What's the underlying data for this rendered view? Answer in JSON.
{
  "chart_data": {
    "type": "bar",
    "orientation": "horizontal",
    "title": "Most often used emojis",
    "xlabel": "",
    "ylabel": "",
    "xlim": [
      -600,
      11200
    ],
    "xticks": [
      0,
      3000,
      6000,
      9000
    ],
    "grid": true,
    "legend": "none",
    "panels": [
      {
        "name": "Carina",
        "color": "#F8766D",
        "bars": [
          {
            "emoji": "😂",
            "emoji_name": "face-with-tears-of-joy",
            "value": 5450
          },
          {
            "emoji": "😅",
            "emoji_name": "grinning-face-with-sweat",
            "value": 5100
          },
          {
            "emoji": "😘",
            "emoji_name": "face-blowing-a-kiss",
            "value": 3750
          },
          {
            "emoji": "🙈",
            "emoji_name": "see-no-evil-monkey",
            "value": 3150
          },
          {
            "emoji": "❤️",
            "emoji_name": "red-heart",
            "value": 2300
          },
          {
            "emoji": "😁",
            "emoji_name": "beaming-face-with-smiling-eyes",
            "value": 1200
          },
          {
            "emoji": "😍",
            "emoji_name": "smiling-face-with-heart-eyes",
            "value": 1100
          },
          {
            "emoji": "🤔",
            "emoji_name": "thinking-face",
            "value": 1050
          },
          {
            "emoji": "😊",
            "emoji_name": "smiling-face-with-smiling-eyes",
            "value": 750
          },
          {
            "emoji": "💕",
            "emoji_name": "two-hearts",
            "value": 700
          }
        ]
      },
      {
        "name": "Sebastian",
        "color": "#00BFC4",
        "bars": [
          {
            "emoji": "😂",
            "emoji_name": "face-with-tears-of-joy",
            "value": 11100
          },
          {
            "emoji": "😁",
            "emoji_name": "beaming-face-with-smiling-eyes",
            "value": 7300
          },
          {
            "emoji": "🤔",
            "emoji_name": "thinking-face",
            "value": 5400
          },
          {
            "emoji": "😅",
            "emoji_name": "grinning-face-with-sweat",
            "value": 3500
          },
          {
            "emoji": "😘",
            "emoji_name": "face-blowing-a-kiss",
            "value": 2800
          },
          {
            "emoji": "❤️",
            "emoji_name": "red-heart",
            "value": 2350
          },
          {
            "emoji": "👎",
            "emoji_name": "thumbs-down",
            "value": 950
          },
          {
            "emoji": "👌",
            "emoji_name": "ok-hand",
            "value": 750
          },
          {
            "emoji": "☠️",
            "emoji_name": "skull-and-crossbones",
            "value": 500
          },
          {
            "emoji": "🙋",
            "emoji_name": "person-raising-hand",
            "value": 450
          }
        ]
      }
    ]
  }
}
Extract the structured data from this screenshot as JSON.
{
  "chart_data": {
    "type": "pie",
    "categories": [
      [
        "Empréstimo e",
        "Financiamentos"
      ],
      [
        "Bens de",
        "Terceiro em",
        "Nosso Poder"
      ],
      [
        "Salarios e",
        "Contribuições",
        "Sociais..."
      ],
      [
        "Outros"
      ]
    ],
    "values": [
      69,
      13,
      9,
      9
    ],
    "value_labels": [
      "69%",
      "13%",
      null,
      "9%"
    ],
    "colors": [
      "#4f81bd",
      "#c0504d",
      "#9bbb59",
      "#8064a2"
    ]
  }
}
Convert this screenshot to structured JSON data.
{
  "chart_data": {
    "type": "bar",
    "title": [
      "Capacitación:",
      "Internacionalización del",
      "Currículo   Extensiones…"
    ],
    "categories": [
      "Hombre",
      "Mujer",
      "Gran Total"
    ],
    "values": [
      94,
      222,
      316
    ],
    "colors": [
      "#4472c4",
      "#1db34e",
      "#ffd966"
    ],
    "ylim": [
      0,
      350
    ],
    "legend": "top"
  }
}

****

- _WHAT TO DO_:
Quote each line of the data above exactly as written.

- _EXERCISE ANSWER_:
What's the underlying data for this rendered view? Answer in JSON.
{
  "chart_data": {
    "type": "bar",
    "orientation": "horizontal",
    "title": "Most often used emojis",
    "xlabel": "",
    "ylabel": "",
    "xlim": [
      -600,
      11200
    ],
    "xticks": [
      0,
      3000,
      6000,
      9000
    ],
    "grid": true,
    "legend": "none",
    "panels": [
      {
        "name": "Carina",
        "color": "#F8766D",
        "bars": [
          {
            "emoji": "😂",
            "emoji_name": "face-with-tears-of-joy",
            "value": 5450
          },
          {
            "emoji": "😅",
            "emoji_name": "grinning-face-with-sweat",
            "value": 5100
          },
          {
            "emoji": "😘",
            "emoji_name": "face-blowing-a-kiss",
            "value": 3750
          },
          {
            "emoji": "🙈",
            "emoji_name": "see-no-evil-monkey",
            "value": 3150
          },
          {
            "emoji": "❤️",
            "emoji_name": "red-heart",
            "value": 2300
          },
          {
            "emoji": "😁",
            "emoji_name": "beaming-face-with-smiling-eyes",
            "value": 1200
          },
          {
            "emoji": "😍",
            "emoji_name": "smiling-face-with-heart-eyes",
            "value": 1100
          },
          {
            "emoji": "🤔",
            "emoji_name": "thinking-face",
            "value": 1050
          },
          {
            "emoji": "😊",
            "emoji_name": "smiling-face-with-smiling-eyes",
            "value": 750
          },
          {
            "emoji": "💕",
            "emoji_name": "two-hearts",
            "value": 700
          }
        ]
      },
      {
        "name": "Sebastian",
        "color": "#00BFC4",
        "bars": [
          {
            "emoji": "😂",
            "emoji_name": "face-with-tears-of-joy",
            "value": 11100
          },
          {
            "emoji": "😁",
            "emoji_name": "beaming-face-with-smiling-eyes",
            "value": 7300
          },
          {
            "emoji": "🤔",
            "emoji_name": "thinking-face",
            "value": 5400
          },
          {
            "emoji": "😅",
            "emoji_name": "grinning-face-with-sweat",
            "value": 3500
          },
          {
            "emoji": "😘",
            "emoji_name": "face-blowing-a-kiss",
            "value": 2800
          },
          {
            "emoji": "❤️",
            "emoji_name": "red-heart",
            "value": 2350
          },
          {
            "emoji": "👎",
            "emoji_name": "thumbs-down",
            "value": 950
          },
          {
            "emoji": "👌",
            "emoji_name": "ok-hand",
            "value": 750
          },
          {
            "emoji": "☠️",
            "emoji_name": "skull-and-crossbones",
            "value": 500
          },
          {
            "emoji": "🙋",
            "emoji_name": "person-raising-hand",
            "value": 450
          }
        ]
      }
    ]
  }
}
Extract the structured data from this screenshot as JSON.
{
  "chart_data": {
    "type": "pie",
    "categories": [
      [
        "Empréstimo e",
        "Financiamentos"
      ],
      [
        "Bens de",
        "Terceiro em",
        "Nosso Poder"
      ],
      [
        "Salarios e",
        "Contribuições",
        "Sociais..."
      ],
      [
        "Outros"
      ]
    ],
    "values": [
      69,
      13,
      9,
      9
    ],
    "value_labels": [
      "69%",
      "13%",
      null,
      "9%"
    ],
    "colors": [
      "#4f81bd",
      "#c0504d",
      "#9bbb59",
      "#8064a2"
    ]
  }
}
Convert this screenshot to structured JSON data.
{
  "chart_data": {
    "type": "bar",
    "title": [
      "Capacitación:",
      "Internacionalización del",
      "Currículo   Extensiones…"
    ],
    "categories": [
      "Hombre",
      "Mujer",
      "Gran Total"
    ],
    "values": [
      94,
      222,
      316
    ],
    "colors": [
      "#4472c4",
      "#1db34e",
      "#ffd966"
    ],
    "ylim": [
      0,
      350
    ],
    "legend": "top"
  }
}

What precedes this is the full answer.